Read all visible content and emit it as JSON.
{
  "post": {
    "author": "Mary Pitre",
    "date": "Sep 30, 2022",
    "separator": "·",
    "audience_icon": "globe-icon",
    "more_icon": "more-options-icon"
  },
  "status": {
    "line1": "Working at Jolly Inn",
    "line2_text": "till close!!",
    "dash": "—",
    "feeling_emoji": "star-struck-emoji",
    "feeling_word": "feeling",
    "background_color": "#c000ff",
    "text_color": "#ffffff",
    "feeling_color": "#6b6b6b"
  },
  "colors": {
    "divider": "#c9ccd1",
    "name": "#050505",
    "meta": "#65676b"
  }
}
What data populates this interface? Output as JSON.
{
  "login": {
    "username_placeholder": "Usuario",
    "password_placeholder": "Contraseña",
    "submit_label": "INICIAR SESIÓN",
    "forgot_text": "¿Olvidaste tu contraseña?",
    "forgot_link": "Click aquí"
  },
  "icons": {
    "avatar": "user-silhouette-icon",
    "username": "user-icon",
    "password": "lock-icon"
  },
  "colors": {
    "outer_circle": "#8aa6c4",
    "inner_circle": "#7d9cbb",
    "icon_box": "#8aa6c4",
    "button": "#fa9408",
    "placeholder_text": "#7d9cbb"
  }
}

════════════════════

• EXERCISE REQUIREMENTS: Wherever the string "JSON" appears in the entries above, list that line.

• COMPLETED TASK:
Read all visible content and emit it as JSON.
What data populates this interface? Output as JSON.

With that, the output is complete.